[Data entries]

START

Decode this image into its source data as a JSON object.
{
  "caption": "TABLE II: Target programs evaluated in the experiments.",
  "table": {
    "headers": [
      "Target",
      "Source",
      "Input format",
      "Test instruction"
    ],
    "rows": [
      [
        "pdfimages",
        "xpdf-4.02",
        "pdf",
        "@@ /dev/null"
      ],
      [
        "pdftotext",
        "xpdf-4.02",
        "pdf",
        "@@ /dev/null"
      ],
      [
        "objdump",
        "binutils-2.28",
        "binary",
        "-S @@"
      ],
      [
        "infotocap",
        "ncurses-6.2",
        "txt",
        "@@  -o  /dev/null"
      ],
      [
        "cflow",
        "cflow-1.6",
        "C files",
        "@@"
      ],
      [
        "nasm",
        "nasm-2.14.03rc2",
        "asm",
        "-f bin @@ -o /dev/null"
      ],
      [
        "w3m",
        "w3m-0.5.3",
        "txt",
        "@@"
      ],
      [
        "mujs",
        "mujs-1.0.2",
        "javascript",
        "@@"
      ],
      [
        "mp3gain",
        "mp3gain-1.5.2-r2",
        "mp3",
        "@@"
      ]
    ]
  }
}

END
START

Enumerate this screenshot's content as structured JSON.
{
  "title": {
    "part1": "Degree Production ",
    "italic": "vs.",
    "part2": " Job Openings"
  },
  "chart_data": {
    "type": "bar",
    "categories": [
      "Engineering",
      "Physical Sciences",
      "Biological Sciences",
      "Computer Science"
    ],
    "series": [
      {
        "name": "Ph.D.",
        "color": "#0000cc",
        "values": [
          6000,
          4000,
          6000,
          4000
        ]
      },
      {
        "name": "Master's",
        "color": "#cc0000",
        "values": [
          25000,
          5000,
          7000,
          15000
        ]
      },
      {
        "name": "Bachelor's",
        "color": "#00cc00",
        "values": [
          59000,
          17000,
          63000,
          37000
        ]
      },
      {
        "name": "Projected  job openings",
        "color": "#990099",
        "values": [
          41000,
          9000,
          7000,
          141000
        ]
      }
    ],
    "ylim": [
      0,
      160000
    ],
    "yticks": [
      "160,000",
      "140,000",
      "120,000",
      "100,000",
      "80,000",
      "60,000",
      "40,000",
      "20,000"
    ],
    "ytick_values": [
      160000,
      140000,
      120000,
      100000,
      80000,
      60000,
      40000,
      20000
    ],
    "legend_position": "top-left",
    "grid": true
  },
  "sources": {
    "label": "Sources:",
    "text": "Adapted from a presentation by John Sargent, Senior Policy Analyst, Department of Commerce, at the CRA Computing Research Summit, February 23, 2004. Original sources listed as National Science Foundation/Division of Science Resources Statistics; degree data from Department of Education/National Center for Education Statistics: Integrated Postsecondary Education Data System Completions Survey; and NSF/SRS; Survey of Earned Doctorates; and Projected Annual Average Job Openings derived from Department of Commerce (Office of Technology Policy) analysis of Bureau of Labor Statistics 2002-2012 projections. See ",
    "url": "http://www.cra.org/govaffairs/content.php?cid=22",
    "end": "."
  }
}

END
START

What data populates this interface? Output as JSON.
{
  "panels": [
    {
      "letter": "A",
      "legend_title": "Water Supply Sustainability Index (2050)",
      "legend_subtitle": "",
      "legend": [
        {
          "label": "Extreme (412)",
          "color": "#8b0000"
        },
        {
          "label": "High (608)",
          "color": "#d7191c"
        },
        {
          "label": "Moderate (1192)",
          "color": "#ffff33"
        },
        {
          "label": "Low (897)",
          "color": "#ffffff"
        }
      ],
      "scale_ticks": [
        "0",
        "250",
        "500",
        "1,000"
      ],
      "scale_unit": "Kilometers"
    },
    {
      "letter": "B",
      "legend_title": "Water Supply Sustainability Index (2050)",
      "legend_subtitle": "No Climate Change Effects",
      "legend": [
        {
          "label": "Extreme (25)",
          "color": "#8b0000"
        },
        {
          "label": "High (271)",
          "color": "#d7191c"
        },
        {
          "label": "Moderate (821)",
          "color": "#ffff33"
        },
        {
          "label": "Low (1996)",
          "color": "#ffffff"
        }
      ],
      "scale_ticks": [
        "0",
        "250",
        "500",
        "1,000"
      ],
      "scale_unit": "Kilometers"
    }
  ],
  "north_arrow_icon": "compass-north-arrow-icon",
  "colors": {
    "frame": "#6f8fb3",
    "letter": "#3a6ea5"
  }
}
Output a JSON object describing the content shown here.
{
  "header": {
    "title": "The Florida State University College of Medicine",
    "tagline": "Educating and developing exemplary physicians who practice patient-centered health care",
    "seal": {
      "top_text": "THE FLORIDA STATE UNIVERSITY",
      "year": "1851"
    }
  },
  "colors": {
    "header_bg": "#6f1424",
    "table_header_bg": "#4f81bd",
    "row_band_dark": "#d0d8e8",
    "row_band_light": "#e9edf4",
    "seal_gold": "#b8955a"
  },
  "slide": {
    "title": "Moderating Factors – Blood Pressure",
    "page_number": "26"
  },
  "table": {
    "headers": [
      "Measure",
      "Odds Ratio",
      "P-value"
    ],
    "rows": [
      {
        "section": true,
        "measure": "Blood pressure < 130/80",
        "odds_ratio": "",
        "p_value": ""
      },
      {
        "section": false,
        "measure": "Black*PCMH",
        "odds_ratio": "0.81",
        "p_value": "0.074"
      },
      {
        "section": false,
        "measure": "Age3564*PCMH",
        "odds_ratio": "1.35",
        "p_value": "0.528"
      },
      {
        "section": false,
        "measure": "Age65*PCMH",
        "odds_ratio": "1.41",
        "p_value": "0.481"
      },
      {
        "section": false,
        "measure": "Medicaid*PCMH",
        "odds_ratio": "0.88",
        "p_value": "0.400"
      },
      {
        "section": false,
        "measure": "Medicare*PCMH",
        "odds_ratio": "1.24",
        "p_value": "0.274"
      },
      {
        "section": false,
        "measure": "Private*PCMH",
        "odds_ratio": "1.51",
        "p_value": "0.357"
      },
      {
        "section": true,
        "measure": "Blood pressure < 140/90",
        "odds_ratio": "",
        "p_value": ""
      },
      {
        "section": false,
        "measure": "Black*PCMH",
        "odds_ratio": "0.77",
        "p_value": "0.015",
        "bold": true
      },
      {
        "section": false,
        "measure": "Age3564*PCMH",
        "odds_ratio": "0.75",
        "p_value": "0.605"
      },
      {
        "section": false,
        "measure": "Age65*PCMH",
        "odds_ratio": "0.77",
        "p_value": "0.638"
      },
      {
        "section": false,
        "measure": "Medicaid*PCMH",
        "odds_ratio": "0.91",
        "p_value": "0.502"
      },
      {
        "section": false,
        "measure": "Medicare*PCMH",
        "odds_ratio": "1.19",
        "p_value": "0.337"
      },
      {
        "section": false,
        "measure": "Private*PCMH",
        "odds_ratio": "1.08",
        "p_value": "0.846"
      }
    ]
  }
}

END

WHAT TO WORK ON: Report how many lines of the listing hold the word "Target", with nothing but the number.

ANSWER TO THE EXERCISE: 2